> _The problem_:
Copy nothing but the text: repeat each entry exactly and drop the images.

> _Given data_:
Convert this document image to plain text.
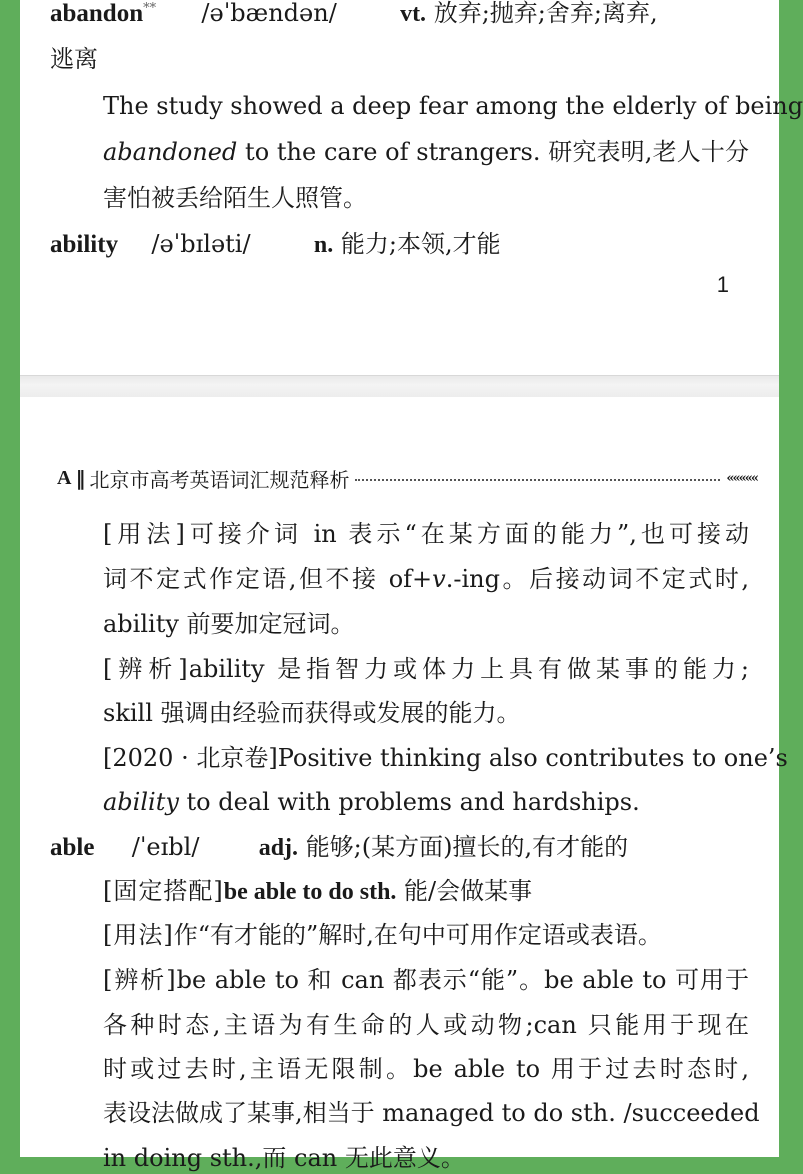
abandon** /əˈbændən/	vt. 放弃;抛弃;舍弃;离弃,
逃离
The study showed a deep fear among the elderly of being
abandoned to the care of strangers. 研究表明,老人十分
害怕被丢给陌生人照管。
ability /əˈbɪləti/	n. 能力;本领,才能
1
A ‖ 北京市高考英语词汇规范释析	«««««
[用法]可接介词 in 表示“在某方面的能力”,也可接动
词不定式作定语,但不接 of+v.-ing。后接动词不定式时,
ability 前要加定冠词。
[辨析]ability 是指智力或体力上具有做某事的能力;
skill 强调由经验而获得或发展的能力。
[2020 · 北京卷]Positive thinking also contributes to one’s
ability to deal with problems and hardships.
able /ˈeɪbl/ adj. 能够;(某方面)擅长的,有才能的
[固定搭配]be able to do sth. 能/会做某事
[用法]作“有才能的”解时,在句中可用作定语或表语。
[辨析]be able to 和 can 都表示“能”。be able to 可用于
各种时态,主语为有生命的人或动物;can 只能用于现在
时或过去时,主语无限制。be able to 用于过去时态时,
表设法做成了某事,相当于 managed to do sth. /succeeded
in doing sth.,而 can 无此意义。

> _Exercise output_:
Convert this document image to plain text.
abandon** /əˈbændən/	vt. 放弃;抛弃;舍弃;离弃,
逃离
The study showed a deep fear among the elderly of being
abandoned to the care of strangers. 研究表明,老人十分
害怕被丢给陌生人照管。
ability /əˈbɪləti/	n. 能力;本领,才能
1
A ‖ 北京市高考英语词汇规范释析	«««««
[用法]可接介词 in 表示“在某方面的能力”,也可接动
词不定式作定语,但不接 of+v.-ing。后接动词不定式时,
ability 前要加定冠词。
[辨析]ability 是指智力或体力上具有做某事的能力;
skill 强调由经验而获得或发展的能力。
[2020 · 北京卷]Positive thinking also contributes to one’s
ability to deal with problems and hardships.
able /ˈeɪbl/ adj. 能够;(某方面)擅长的,有才能的
[固定搭配]be able to do sth. 能/会做某事
[用法]作“有才能的”解时,在句中可用作定语或表语。
[辨析]be able to 和 can 都表示“能”。be able to 可用于
各种时态,主语为有生命的人或动物;can 只能用于现在
时或过去时,主语无限制。be able to 用于过去时态时,
表设法做成了某事,相当于 managed to do sth. /succeeded
in doing sth.,而 can 无此意义。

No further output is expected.